**REQUEST:** Return each line of the material verbatim.

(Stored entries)

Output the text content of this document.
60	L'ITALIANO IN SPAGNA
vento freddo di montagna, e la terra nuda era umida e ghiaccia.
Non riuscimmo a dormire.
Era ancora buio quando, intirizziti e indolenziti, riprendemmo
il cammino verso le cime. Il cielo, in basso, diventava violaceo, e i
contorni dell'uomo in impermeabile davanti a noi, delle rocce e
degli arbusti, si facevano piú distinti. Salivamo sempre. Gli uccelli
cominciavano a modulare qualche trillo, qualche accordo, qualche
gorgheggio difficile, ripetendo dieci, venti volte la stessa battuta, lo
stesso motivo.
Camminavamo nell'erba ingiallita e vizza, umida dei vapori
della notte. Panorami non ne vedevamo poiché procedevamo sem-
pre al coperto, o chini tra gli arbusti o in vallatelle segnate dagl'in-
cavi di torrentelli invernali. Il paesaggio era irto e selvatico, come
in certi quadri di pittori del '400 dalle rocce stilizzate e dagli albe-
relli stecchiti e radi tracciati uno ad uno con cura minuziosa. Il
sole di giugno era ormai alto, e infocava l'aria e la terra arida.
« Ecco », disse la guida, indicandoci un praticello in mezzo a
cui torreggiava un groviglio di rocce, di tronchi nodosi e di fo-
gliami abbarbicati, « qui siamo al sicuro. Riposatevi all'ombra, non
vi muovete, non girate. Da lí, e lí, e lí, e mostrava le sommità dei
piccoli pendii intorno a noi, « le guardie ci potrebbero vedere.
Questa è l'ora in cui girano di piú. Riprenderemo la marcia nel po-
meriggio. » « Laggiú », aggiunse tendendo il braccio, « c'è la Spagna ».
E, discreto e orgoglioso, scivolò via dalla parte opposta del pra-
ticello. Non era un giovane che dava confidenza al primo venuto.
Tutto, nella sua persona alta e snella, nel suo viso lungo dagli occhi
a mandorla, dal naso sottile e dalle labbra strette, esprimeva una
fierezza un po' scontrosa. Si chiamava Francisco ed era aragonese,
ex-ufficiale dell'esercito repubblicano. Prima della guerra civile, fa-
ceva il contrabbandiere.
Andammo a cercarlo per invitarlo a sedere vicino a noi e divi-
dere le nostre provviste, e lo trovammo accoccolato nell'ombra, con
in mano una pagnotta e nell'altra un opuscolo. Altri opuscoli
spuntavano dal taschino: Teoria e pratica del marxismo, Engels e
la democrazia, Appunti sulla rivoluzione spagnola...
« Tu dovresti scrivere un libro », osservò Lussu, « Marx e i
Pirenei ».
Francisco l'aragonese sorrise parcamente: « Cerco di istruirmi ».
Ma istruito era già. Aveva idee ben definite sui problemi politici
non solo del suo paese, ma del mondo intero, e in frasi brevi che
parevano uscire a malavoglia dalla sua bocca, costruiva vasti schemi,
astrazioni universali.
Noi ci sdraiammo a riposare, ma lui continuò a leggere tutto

**SOLUTION:**
Output the text content of this document.
60	L'ITALIANO IN SPAGNA
vento freddo di montagna, e la terra nuda era umida e ghiaccia.
Non riuscimmo a dormire.
Era ancora buio quando, intirizziti e indolenziti, riprendemmo
il cammino verso le cime. Il cielo, in basso, diventava violaceo, e i
contorni dell'uomo in impermeabile davanti a noi, delle rocce e
degli arbusti, si facevano piú distinti. Salivamo sempre. Gli uccelli
cominciavano a modulare qualche trillo, qualche accordo, qualche
gorgheggio difficile, ripetendo dieci, venti volte la stessa battuta, lo
stesso motivo.
Camminavamo nell'erba ingiallita e vizza, umida dei vapori
della notte. Panorami non ne vedevamo poiché procedevamo sem-
pre al coperto, o chini tra gli arbusti o in vallatelle segnate dagl'in-
cavi di torrentelli invernali. Il paesaggio era irto e selvatico, come
in certi quadri di pittori del '400 dalle rocce stilizzate e dagli albe-
relli stecchiti e radi tracciati uno ad uno con cura minuziosa. Il
sole di giugno era ormai alto, e infocava l'aria e la terra arida.
« Ecco », disse la guida, indicandoci un praticello in mezzo a
cui torreggiava un groviglio di rocce, di tronchi nodosi e di fo-
gliami abbarbicati, « qui siamo al sicuro. Riposatevi all'ombra, non
vi muovete, non girate. Da lí, e lí, e lí, e mostrava le sommità dei
piccoli pendii intorno a noi, « le guardie ci potrebbero vedere.
Questa è l'ora in cui girano di piú. Riprenderemo la marcia nel po-
meriggio. » « Laggiú », aggiunse tendendo il braccio, « c'è la Spagna ».
E, discreto e orgoglioso, scivolò via dalla parte opposta del pra-
ticello. Non era un giovane che dava confidenza al primo venuto.
Tutto, nella sua persona alta e snella, nel suo viso lungo dagli occhi
a mandorla, dal naso sottile e dalle labbra strette, esprimeva una
fierezza un po' scontrosa. Si chiamava Francisco ed era aragonese,
ex-ufficiale dell'esercito repubblicano. Prima della guerra civile, fa-
ceva il contrabbandiere.
Andammo a cercarlo per invitarlo a sedere vicino a noi e divi-
dere le nostre provviste, e lo trovammo accoccolato nell'ombra, con
in mano una pagnotta e nell'altra un opuscolo. Altri opuscoli
spuntavano dal taschino: Teoria e pratica del marxismo, Engels e
la democrazia, Appunti sulla rivoluzione spagnola...
« Tu dovresti scrivere un libro », osservò Lussu, « Marx e i
Pirenei ».
Francisco l'aragonese sorrise parcamente: « Cerco di istruirmi ».
Ma istruito era già. Aveva idee ben definite sui problemi politici
non solo del suo paese, ma del mondo intero, e in frasi brevi che
parevano uscire a malavoglia dalla sua bocca, costruiva vasti schemi,
astrazioni universali.
Noi ci sdraiammo a riposare, ma lui continuò a leggere tutto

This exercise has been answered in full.